Only lines with the word "such" are needed; collect each of them from the listing below.

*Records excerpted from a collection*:
━━━━
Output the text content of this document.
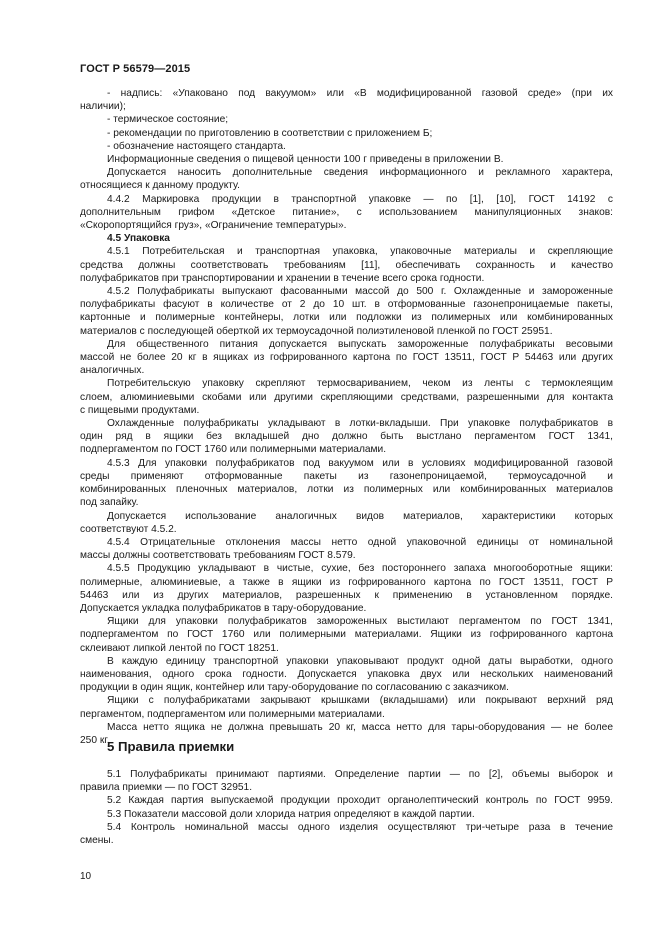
ГОСТ Р 56579—2015
- надпись: «Упаковано под вакуумом» или «В модифицированной газовой среде» (при их
наличии);
- термическое состояние;
- рекомендации по приготовлению в соответствии с приложением Б;
- обозначение настоящего стандарта.
Информационные сведения о пищевой ценности 100 г приведены в приложении В.
Допускается наносить дополнительные сведения информационного и рекламного характера,
относящиеся к данному продукту.
4.4.2 Маркировка продукции в транспортной упаковке — по [1], [10], ГОСТ 14192 с
дополнительным грифом «Детское питание», с использованием манипуляционных знаков:
«Скоропортящийся груз», «Ограничение температуры».
4.5 Упаковка
4.5.1 Потребительская и транспортная упаковка, упаковочные материалы и скрепляющие
средства должны соответствовать требованиям [11], обеспечивать сохранность и качество
полуфабрикатов при транспортировании и хранении в течение всего срока годности.
4.5.2 Полуфабрикаты выпускают фасованными массой до 500 г. Охлажденные и замороженные
полуфабрикаты фасуют в количестве от 2 до 10 шт. в отформованные газонепроницаемые пакеты,
картонные и полимерные контейнеры, лотки или подложки из полимерных или комбинированных
материалов с последующей оберткой их термоусадочной полиэтиленовой пленкой по ГОСТ 25951.
Для общественного питания допускается выпускать замороженные полуфабрикаты весовыми
массой не более 20 кг в ящиках из гофрированного картона по ГОСТ 13511, ГОСТ Р 54463 или других
аналогичных.
Потребительскую упаковку скрепляют термосвариванием, чеком из ленты с термоклеящим
слоем, алюминиевыми скобами или другими скрепляющими средствами, разрешенными для контакта
с пищевыми продуктами.
Охлажденные полуфабрикаты укладывают в лотки-вкладыши. При упаковке полуфабрикатов в
один ряд в ящики без вкладышей дно должно быть выстлано пергаментом ГОСТ 1341,
подпергаментом по ГОСТ 1760 или полимерными материалами.
4.5.3 Для упаковки полуфабрикатов под вакуумом или в условиях модифицированной газовой
среды применяют отформованные пакеты из газонепроницаемой, термоусадочной и
комбинированных пленочных материалов, лотки из полимерных или комбинированных материалов
под запайку.
Допускается использование аналогичных видов материалов, характеристики которых
соответствуют 4.5.2.
4.5.4 Отрицательные отклонения массы нетто одной упаковочной единицы от номинальной
массы должны соответствовать требованиям ГОСТ 8.579.
4.5.5 Продукцию укладывают в чистые, сухие, без постороннего запаха многооборотные ящики:
полимерные, алюминиевые, а также в ящики из гофрированного картона по ГОСТ 13511, ГОСТ Р
54463 или из других материалов, разрешенных к применению в установленном порядке.
Допускается укладка полуфабрикатов в тару-оборудование.
Ящики для упаковки полуфабрикатов замороженных выстилают пергаментом по ГОСТ 1341,
подпергаментом по ГОСТ 1760 или полимерными материалами. Ящики из гофрированного картона
склеивают липкой лентой по ГОСТ 18251.
В каждую единицу транспортной упаковки упаковывают продукт одной даты выработки, одного
наименования, одного срока годности. Допускается упаковка двух или нескольких наименований
продукции в один ящик, контейнер или тару-оборудование по согласованию с заказчиком.
Ящики с полуфабрикатами закрывают крышками (вкладышами) или покрывают верхний ряд
пергаментом, подпергаментом или полимерными материалами.
Масса нетто ящика не должна превышать 20 кг, масса нетто для тары-оборудования — не более
250 кг.
5 Правила приемки
5.1 Полуфабрикаты принимают партиями. Определение партии — по [2], объемы выборок и
правила приемки — по ГОСТ 32951.
5.2 Каждая партия выпускаемой продукции проходит органолептический контроль по ГОСТ 9959.
5.3 Показатели массовой доли хлорида натрия определяют в каждой партии.
5.4 Контроль номинальной массы одного изделия осуществляют три-четыре раза в течение
смены.
10
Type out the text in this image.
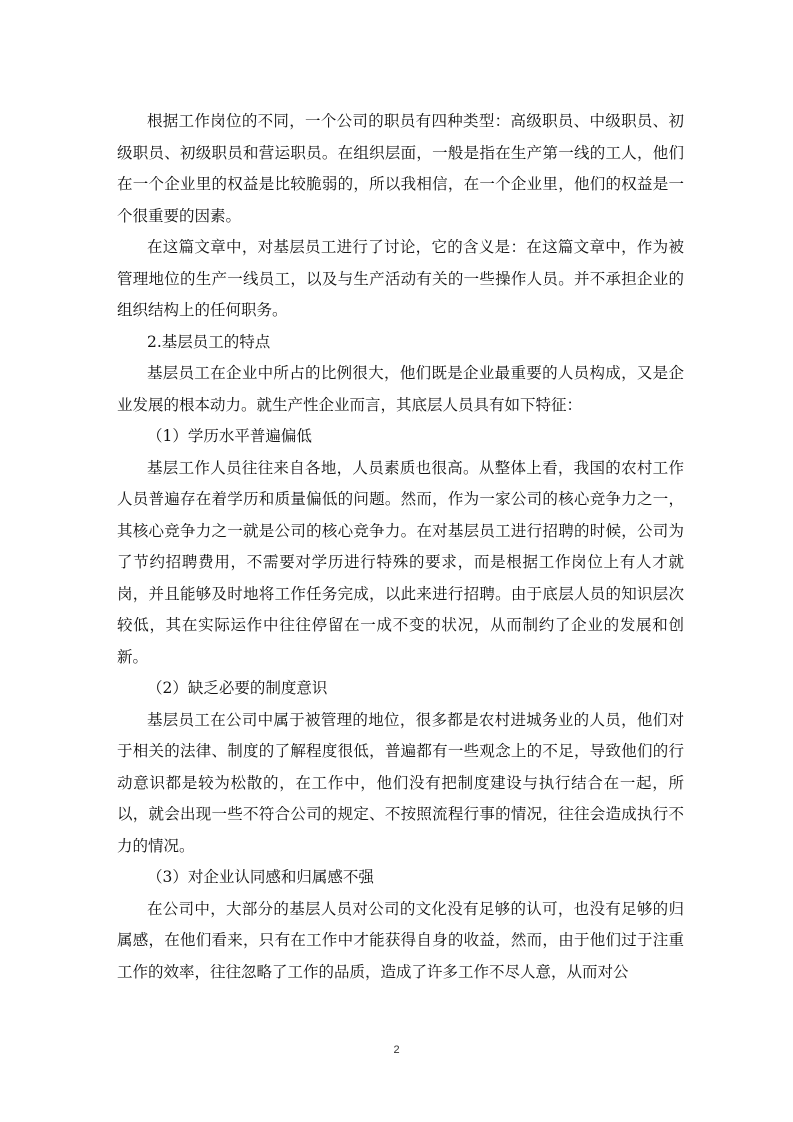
根据工作岗位的不同，一个公司的职员有四种类型：高级职员、中级职员、初级职员、初级职员和营运职员。在组织层面，一般是指在生产第一线的工人，他们在一个企业里的权益是比较脆弱的，所以我相信，在一个企业里，他们的权益是一个很重要的因素。

在这篇文章中，对基层员工进行了讨论，它的含义是：在这篇文章中，作为被管理地位的生产一线员工，以及与生产活动有关的一些操作人员。并不承担企业的组织结构上的任何职务。

2.基层员工的特点

基层员工在企业中所占的比例很大，他们既是企业最重要的人员构成，又是企业发展的根本动力。就生产性企业而言，其底层人员具有如下特征：

（1）学历水平普遍偏低

基层工作人员往往来自各地，人员素质也很高。从整体上看，我国的农村工作人员普遍存在着学历和质量偏低的问题。然而，作为一家公司的核心竞争力之一，其核心竞争力之一就是公司的核心竞争力。在对基层员工进行招聘的时候，公司为了节约招聘费用，不需要对学历进行特殊的要求，而是根据工作岗位上有人才就岗，并且能够及时地将工作任务完成，以此来进行招聘。由于底层人员的知识层次较低，其在实际运作中往往停留在一成不变的状况，从而制约了企业的发展和创新。

（2）缺乏必要的制度意识

基层员工在公司中属于被管理的地位，很多都是农村进城务业的人员，他们对于相关的法律、制度的了解程度很低，普遍都有一些观念上的不足，导致他们的行动意识都是较为松散的，在工作中，他们没有把制度建设与执行结合在一起，所以，就会出现一些不符合公司的规定、不按照流程行事的情况，往往会造成执行不力的情况。

（3）对企业认同感和归属感不强

在公司中，大部分的基层人员对公司的文化没有足够的认可，也没有足够的归属感，在他们看来，只有在工作中才能获得自身的收益，然而，由于他们过于注重工作的效率，往往忽略了工作的品质，造成了许多工作不尽人意，从而对公

2
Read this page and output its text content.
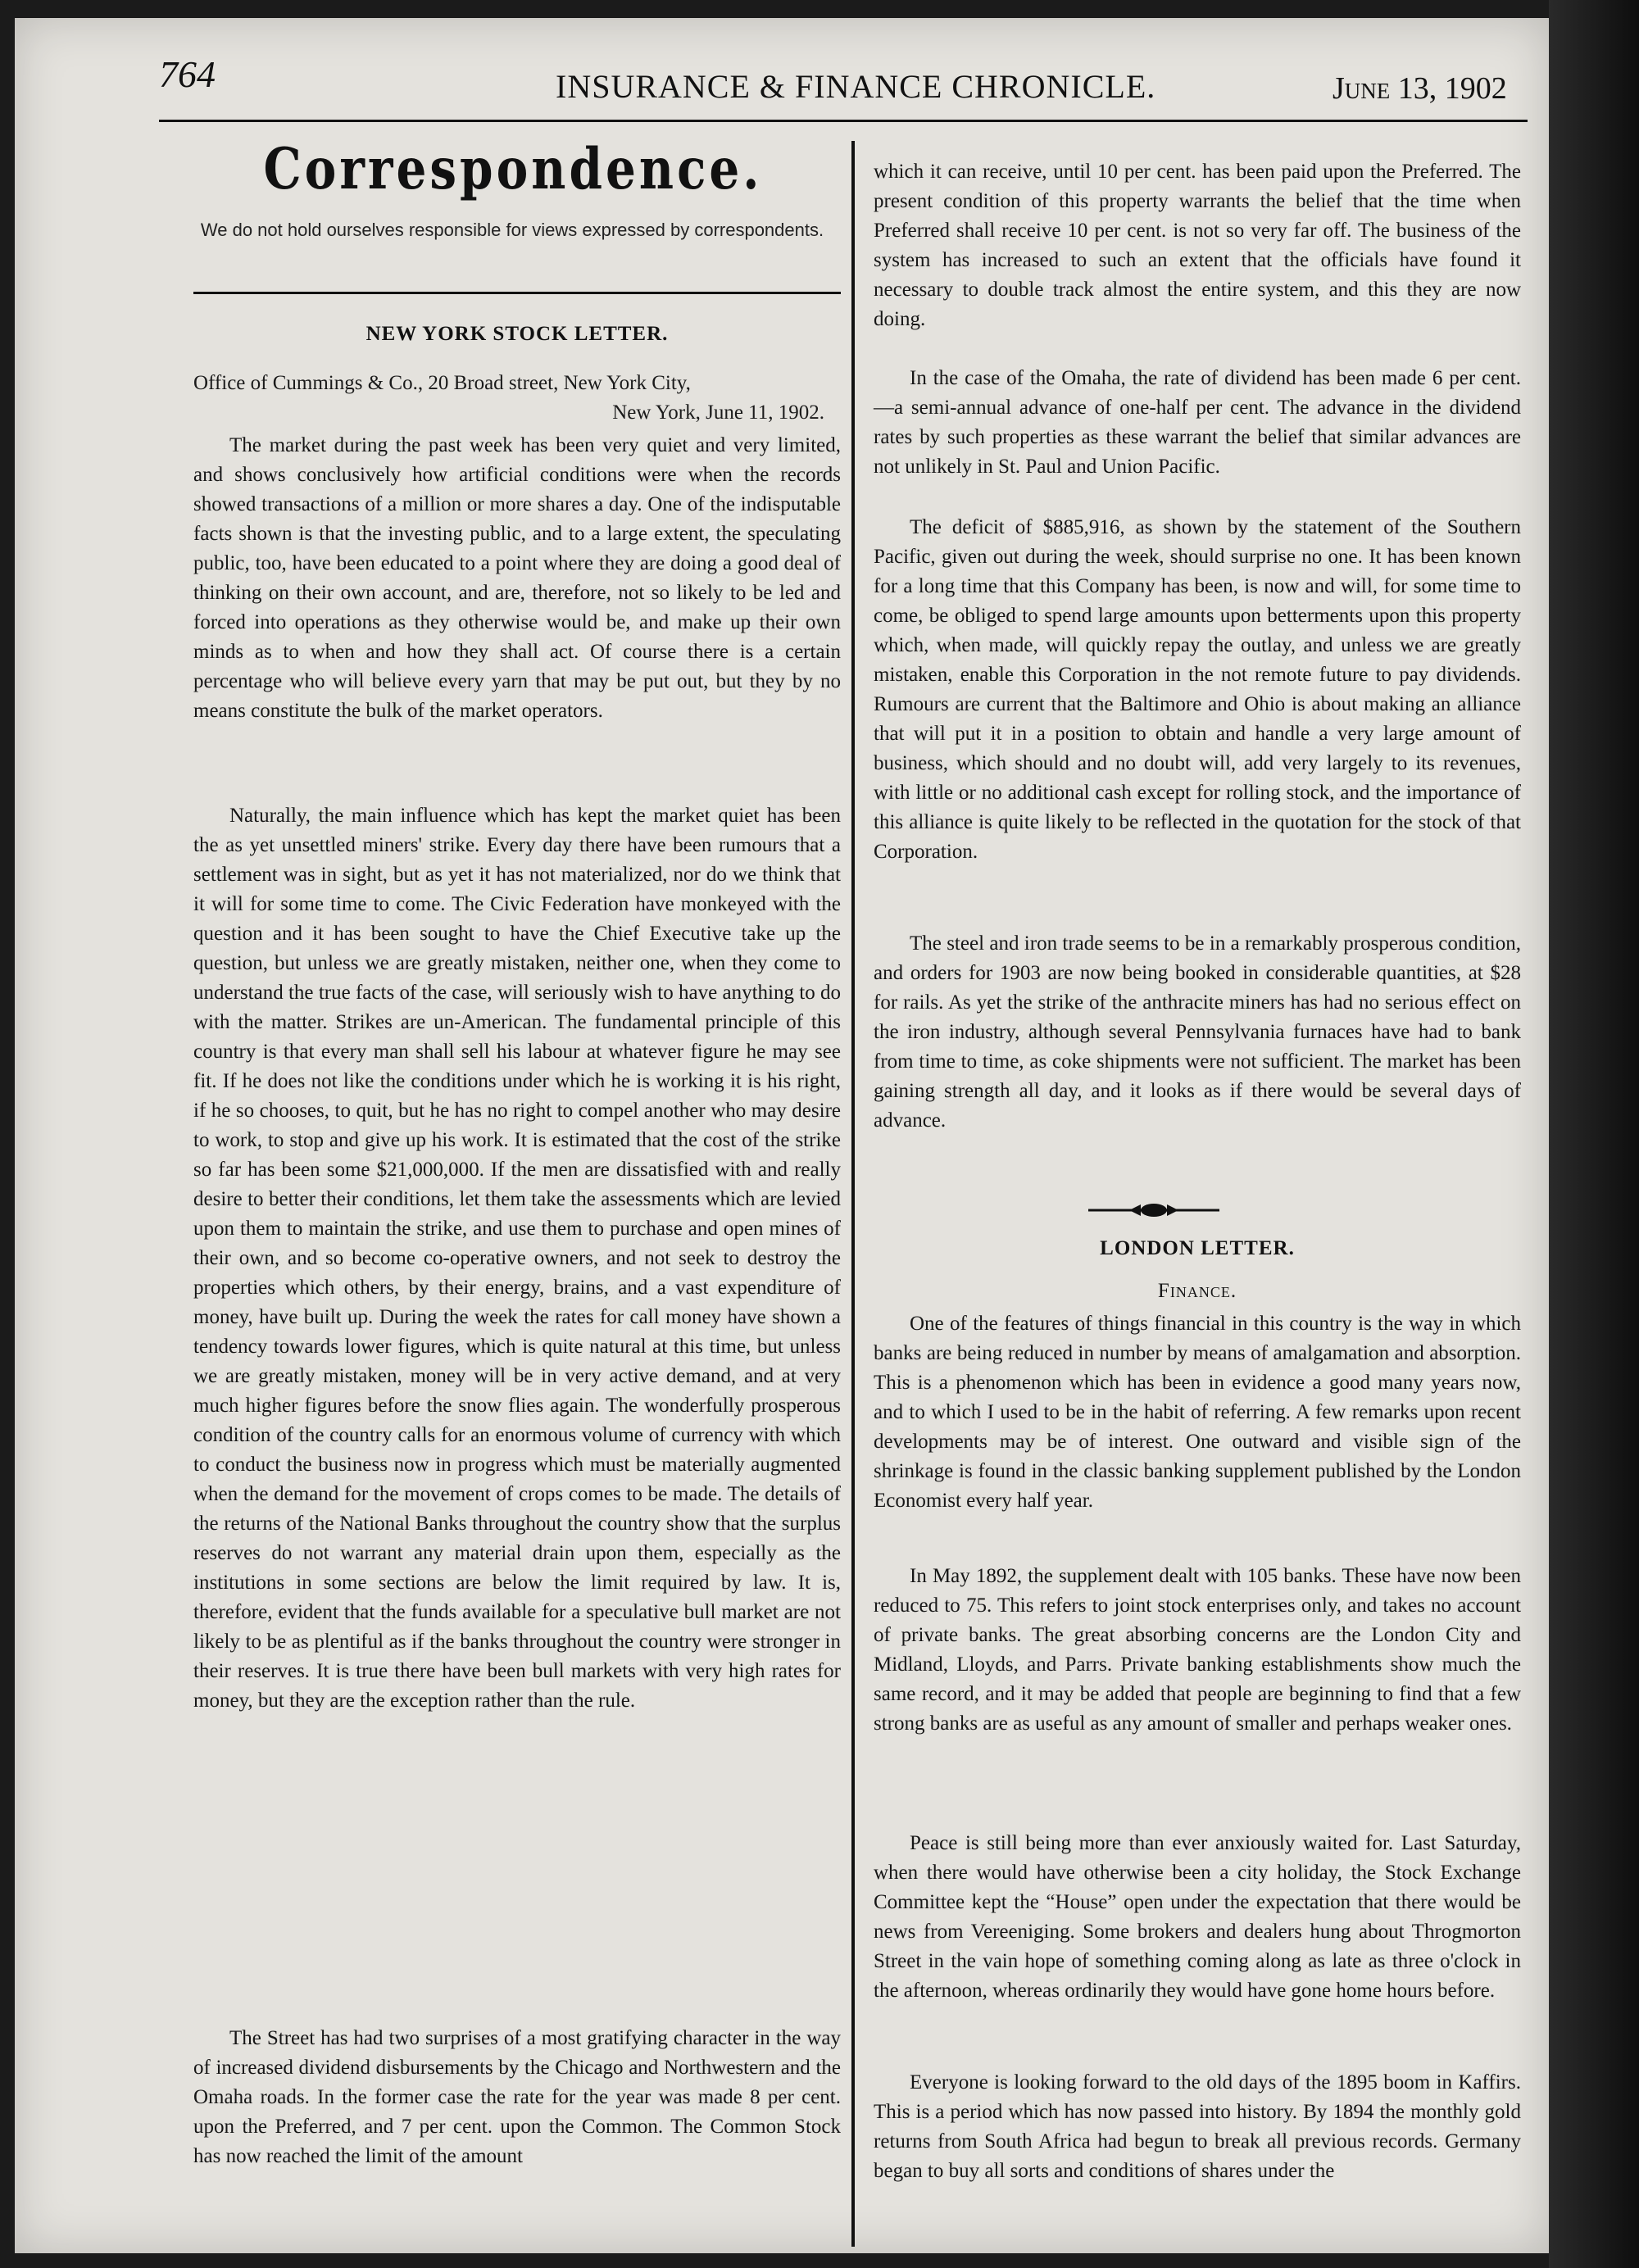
764	INSURANCE & FINANCE CHRONICLE.	June 13, 1902
Correspondence.
We do not hold ourselves responsible for views expressed by correspondents.
NEW YORK STOCK LETTER.
Office of Cummings & Co., 20 Broad street, New York City,
New York, June 11, 1902.

The market during the past week has been very quiet and very limited, and shows conclusively how artificial conditions were when the records showed transactions of a million or more shares a day. One of the indisputable facts shown is that the investing public, and to a large extent, the speculating public, too, have been educated to a point where they are doing a good deal of thinking on their own account, and are, therefore, not so likely to be led and forced into operations as they otherwise would be, and make up their own minds as to when and how they shall act. Of course there is a certain percentage who will believe every yarn that may be put out, but they by no means constitute the bulk of the market operators.

Naturally, the main influence which has kept the market quiet has been the as yet unsettled miners' strike. Every day there have been rumours that a settlement was in sight, but as yet it has not materialized, nor do we think that it will for some time to come. The Civic Federation have monkeyed with the question and it has been sought to have the Chief Executive take up the question, but unless we are greatly mistaken, neither one, when they come to understand the true facts of the case, will seriously wish to have anything to do with the matter. Strikes are un-American. The fundamental principle of this country is that every man shall sell his labour at whatever figure he may see fit. If he does not like the conditions under which he is working it is his right, if he so chooses, to quit, but he has no right to compel another who may desire to work, to stop and give up his work. It is estimated that the cost of the strike so far has been some $21,000,000. If the men are dissatisfied with and really desire to better their conditions, let them take the assessments which are levied upon them to maintain the strike, and use them to purchase and open mines of their own, and so become co-operative owners, and not seek to destroy the properties which others, by their energy, brains, and a vast expenditure of money, have built up. During the week the rates for call money have shown a tendency towards lower figures, which is quite natural at this time, but unless we are greatly mistaken, money will be in very active demand, and at very much higher figures before the snow flies again. The wonderfully prosperous condition of the country calls for an enormous volume of currency with which to conduct the business now in progress which must be materially augmented when the demand for the movement of crops comes to be made. The details of the returns of the National Banks throughout the country show that the surplus reserves do not warrant any material drain upon them, especially as the institutions in some sections are below the limit required by law. It is, therefore, evident that the funds available for a speculative bull market are not likely to be as plentiful as if the banks throughout the country were stronger in their reserves. It is true there have been bull markets with very high rates for money, but they are the exception rather than the rule.

The Street has had two surprises of a most gratifying character in the way of increased dividend disbursements by the Chicago and Northwestern and the Omaha roads. In the former case the rate for the year was made 8 per cent. upon the Preferred, and 7 per cent. upon the Common. The Common Stock has now reached the limit of the amount

which it can receive, until 10 per cent. has been paid upon the Preferred. The present condition of this property warrants the belief that the time when Preferred shall receive 10 per cent. is not so very far off. The business of the system has increased to such an extent that the officials have found it necessary to double track almost the entire system, and this they are now doing.

In the case of the Omaha, the rate of dividend has been made 6 per cent.—a semi-annual advance of one-half per cent. The advance in the dividend rates by such properties as these warrant the belief that similar advances are not unlikely in St. Paul and Union Pacific.

The deficit of $885,916, as shown by the statement of the Southern Pacific, given out during the week, should surprise no one. It has been known for a long time that this Company has been, is now and will, for some time to come, be obliged to spend large amounts upon betterments upon this property which, when made, will quickly repay the outlay, and unless we are greatly mistaken, enable this Corporation in the not remote future to pay dividends. Rumours are current that the Baltimore and Ohio is about making an alliance that will put it in a position to obtain and handle a very large amount of business, which should and no doubt will, add very largely to its revenues, with little or no additional cash except for rolling stock, and the importance of this alliance is quite likely to be reflected in the quotation for the stock of that Corporation.

The steel and iron trade seems to be in a remarkably prosperous condition, and orders for 1903 are now being booked in considerable quantities, at $28 for rails. As yet the strike of the anthracite miners has had no serious effect on the iron industry, although several Pennsylvania furnaces have had to bank from time to time, as coke shipments were not sufficient. The market has been gaining strength all day, and it looks as if there would be several days of advance.

LONDON LETTER.
Finance.

One of the features of things financial in this country is the way in which banks are being reduced in number by means of amalgamation and absorption. This is a phenomenon which has been in evidence a good many years now, and to which I used to be in the habit of referring. A few remarks upon recent developments may be of interest. One outward and visible sign of the shrinkage is found in the classic banking supplement published by the London Economist every half year.

In May 1892, the supplement dealt with 105 banks. These have now been reduced to 75. This refers to joint stock enterprises only, and takes no account of private banks. The great absorbing concerns are the London City and Midland, Lloyds, and Parrs. Private banking establishments show much the same record, and it may be added that people are beginning to find that a few strong banks are as useful as any amount of smaller and perhaps weaker ones.

Peace is still being more than ever anxiously waited for. Last Saturday, when there would have otherwise been a city holiday, the Stock Exchange Committee kept the “House” open under the expectation that there would be news from Vereeniging. Some brokers and dealers hung about Throgmorton Street in the vain hope of something coming along as late as three o'clock in the afternoon, whereas ordinarily they would have gone home hours before.

Everyone is looking forward to the old days of the 1895 boom in Kaffirs. This is a period which has now passed into history. By 1894 the monthly gold returns from South Africa had begun to break all previous records. Germany began to buy all sorts and conditions of shares under the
━━━━
*Result*:
which it can receive, until 10 per cent. has been paid upon the Preferred. The present condition of this property warrants the belief that the time when Preferred shall receive 10 per cent. is not so very far off. The business of the system has increased to such an extent that the officials have found it necessary to double track almost the entire system, and this they are now doing.
In the case of the Omaha, the rate of dividend has been made 6 per cent.—a semi-annual advance of one-half per cent. The advance in the dividend rates by such properties as these warrant the belief that similar advances are not unlikely in St. Paul and Union Pacific.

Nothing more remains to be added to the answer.